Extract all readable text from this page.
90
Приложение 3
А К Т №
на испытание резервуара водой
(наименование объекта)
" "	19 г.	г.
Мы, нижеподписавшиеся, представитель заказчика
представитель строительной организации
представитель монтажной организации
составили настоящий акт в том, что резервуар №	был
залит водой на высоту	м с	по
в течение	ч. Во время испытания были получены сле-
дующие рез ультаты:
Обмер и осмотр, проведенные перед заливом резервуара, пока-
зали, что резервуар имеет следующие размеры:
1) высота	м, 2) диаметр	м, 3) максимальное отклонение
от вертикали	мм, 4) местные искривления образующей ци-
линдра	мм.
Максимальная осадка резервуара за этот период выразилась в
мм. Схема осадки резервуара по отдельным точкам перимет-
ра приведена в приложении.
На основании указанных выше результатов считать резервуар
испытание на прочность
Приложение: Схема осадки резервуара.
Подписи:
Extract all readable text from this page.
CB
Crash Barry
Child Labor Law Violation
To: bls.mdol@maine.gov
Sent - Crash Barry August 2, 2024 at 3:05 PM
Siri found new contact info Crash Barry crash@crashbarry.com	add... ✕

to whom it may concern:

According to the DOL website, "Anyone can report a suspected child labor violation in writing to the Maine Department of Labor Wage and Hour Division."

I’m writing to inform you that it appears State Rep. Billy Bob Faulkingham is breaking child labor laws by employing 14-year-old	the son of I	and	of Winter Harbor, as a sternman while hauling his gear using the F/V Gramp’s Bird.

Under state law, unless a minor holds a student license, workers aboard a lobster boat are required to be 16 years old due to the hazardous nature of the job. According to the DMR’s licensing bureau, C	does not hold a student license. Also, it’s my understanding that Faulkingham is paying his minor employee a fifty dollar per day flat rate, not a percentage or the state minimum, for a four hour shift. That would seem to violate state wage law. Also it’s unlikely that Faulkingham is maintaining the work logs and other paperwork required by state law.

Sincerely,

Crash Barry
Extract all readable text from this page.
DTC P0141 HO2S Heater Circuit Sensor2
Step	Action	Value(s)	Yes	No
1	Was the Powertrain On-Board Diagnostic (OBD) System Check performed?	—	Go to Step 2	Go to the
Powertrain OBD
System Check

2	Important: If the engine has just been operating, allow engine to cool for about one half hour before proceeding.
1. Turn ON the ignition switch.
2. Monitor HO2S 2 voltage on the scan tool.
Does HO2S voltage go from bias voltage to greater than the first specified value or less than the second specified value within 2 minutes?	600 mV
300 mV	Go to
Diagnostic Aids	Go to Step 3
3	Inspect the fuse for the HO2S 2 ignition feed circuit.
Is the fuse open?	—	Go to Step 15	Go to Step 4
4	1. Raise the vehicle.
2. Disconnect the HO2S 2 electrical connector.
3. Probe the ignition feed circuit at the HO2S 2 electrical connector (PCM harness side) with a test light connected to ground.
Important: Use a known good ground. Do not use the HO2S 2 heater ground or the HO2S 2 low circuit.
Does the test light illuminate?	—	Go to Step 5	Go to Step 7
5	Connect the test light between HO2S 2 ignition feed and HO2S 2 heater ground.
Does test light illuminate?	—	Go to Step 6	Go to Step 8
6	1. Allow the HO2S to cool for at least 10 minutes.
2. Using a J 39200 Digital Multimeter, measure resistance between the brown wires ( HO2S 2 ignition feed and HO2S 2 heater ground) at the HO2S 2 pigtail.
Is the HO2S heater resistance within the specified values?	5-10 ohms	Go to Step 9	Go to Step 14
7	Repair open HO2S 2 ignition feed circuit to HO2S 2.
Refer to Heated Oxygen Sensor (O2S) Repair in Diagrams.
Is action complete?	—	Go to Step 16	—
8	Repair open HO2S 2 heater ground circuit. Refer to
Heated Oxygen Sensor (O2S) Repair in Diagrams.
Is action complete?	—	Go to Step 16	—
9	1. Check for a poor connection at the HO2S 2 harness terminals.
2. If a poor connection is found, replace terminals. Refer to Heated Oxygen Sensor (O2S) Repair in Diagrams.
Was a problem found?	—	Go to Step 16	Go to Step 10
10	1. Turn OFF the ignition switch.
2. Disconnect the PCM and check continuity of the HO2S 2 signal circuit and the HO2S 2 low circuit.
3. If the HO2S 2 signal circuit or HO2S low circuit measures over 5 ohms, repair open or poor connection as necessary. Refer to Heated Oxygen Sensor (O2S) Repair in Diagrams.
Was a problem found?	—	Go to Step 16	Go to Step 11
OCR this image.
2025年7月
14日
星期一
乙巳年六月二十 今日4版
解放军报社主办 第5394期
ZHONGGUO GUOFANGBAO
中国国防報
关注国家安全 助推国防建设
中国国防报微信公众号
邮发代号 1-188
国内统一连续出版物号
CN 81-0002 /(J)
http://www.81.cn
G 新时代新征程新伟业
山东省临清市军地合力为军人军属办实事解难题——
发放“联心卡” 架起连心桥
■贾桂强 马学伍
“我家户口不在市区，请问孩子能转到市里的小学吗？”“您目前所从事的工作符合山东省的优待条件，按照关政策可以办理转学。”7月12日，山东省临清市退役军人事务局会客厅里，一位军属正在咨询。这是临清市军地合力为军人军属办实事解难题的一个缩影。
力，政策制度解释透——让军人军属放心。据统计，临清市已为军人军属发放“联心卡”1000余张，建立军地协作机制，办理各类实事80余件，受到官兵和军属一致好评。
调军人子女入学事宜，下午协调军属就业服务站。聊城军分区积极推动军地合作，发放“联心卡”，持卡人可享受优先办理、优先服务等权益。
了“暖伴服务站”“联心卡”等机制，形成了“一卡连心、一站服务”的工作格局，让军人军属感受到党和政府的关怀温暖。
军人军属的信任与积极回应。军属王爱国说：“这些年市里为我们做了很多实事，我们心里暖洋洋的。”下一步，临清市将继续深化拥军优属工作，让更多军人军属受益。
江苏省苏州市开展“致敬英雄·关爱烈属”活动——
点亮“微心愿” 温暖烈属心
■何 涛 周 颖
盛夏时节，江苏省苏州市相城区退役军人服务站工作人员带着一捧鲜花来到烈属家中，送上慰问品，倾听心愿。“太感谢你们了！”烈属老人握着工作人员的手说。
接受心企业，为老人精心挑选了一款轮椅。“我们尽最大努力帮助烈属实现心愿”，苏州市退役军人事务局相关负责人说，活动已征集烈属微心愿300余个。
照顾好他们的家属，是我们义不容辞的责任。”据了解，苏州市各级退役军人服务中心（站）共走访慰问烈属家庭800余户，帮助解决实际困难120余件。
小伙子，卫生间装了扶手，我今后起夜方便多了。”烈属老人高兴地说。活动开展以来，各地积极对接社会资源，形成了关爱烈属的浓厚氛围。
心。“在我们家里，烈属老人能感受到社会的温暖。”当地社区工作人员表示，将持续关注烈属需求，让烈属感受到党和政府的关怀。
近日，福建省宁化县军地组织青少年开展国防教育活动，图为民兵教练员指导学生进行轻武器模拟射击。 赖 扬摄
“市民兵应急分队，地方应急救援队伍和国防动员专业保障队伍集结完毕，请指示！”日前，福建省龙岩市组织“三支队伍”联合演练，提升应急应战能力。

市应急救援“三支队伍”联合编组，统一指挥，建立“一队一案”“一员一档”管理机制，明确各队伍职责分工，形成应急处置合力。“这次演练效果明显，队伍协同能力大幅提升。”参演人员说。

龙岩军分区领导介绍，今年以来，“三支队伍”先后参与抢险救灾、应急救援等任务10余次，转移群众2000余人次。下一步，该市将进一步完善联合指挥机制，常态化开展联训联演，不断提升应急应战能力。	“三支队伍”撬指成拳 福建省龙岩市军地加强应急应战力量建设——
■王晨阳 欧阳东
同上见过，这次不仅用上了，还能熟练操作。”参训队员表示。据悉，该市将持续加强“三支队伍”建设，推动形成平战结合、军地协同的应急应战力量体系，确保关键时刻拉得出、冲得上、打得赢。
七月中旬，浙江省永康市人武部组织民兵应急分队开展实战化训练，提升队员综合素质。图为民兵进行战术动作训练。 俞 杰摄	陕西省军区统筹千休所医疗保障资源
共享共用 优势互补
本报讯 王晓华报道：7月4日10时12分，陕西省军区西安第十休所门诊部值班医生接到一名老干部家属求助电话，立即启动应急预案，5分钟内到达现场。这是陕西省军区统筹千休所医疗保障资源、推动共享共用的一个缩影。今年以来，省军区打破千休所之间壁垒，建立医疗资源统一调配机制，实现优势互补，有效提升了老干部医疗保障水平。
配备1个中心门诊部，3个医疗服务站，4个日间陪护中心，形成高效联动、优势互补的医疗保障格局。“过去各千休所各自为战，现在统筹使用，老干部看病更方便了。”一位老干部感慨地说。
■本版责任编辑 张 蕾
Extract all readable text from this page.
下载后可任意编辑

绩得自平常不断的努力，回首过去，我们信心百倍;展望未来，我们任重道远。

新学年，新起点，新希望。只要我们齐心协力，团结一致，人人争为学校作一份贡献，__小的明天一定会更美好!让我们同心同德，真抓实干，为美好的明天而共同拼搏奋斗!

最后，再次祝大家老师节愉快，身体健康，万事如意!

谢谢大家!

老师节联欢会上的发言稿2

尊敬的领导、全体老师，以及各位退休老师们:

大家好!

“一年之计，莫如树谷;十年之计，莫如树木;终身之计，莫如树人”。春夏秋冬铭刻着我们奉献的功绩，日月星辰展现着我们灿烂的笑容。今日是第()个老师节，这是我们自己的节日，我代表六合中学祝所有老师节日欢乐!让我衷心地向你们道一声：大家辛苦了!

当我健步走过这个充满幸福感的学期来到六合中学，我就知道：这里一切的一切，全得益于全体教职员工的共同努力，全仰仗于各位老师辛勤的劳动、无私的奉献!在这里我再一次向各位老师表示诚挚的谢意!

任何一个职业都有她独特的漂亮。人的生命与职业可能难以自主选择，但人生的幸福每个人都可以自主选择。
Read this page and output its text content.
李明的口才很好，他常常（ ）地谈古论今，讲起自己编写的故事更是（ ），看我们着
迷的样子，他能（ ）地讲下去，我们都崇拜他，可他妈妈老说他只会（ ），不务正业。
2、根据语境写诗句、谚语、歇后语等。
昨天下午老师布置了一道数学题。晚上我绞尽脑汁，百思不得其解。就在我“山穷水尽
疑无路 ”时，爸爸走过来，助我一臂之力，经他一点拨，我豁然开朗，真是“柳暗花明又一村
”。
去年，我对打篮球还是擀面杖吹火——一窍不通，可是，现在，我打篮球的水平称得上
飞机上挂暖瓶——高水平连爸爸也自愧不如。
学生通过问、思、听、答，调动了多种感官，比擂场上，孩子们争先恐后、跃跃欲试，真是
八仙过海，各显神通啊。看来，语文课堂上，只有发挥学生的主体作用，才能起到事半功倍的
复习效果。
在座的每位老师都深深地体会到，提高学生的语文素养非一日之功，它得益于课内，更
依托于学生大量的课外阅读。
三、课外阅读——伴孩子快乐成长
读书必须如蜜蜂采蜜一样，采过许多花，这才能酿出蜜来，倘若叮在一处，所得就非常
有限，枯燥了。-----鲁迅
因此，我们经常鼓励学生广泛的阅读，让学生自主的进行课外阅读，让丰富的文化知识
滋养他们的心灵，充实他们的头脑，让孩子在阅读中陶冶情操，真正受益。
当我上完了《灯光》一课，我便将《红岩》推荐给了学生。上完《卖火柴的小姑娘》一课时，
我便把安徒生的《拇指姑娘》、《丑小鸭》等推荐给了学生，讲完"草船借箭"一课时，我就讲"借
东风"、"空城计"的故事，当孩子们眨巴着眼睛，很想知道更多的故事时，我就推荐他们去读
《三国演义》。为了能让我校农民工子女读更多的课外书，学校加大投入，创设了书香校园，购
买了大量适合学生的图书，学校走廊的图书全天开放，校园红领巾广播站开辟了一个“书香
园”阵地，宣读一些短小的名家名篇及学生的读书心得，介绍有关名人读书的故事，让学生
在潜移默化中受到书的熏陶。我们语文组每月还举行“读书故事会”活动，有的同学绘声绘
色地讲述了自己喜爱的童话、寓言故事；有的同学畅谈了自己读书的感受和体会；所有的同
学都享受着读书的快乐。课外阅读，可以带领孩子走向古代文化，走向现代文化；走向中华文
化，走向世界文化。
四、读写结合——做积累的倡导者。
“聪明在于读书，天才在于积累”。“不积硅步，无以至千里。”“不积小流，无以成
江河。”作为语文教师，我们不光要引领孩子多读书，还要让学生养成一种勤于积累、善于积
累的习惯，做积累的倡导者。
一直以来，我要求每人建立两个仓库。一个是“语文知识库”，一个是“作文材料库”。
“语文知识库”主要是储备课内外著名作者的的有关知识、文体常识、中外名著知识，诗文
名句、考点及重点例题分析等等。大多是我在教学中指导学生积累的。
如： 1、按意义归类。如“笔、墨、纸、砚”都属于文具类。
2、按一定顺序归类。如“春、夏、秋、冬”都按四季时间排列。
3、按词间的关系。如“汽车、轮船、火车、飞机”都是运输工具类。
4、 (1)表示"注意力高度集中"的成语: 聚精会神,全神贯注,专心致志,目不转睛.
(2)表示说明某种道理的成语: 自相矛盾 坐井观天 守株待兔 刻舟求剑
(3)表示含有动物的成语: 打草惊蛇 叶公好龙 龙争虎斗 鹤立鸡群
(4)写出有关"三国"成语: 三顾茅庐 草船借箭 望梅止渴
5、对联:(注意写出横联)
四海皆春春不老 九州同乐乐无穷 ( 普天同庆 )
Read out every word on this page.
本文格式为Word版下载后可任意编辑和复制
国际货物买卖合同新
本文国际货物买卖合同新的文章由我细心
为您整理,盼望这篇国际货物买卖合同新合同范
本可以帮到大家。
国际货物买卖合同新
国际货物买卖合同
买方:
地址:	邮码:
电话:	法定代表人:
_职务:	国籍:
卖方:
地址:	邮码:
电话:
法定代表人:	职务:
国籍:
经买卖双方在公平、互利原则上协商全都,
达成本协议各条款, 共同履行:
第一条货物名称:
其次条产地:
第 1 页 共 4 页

+ + +

Say how many lines contain the string "test", giving nothing but the count.

4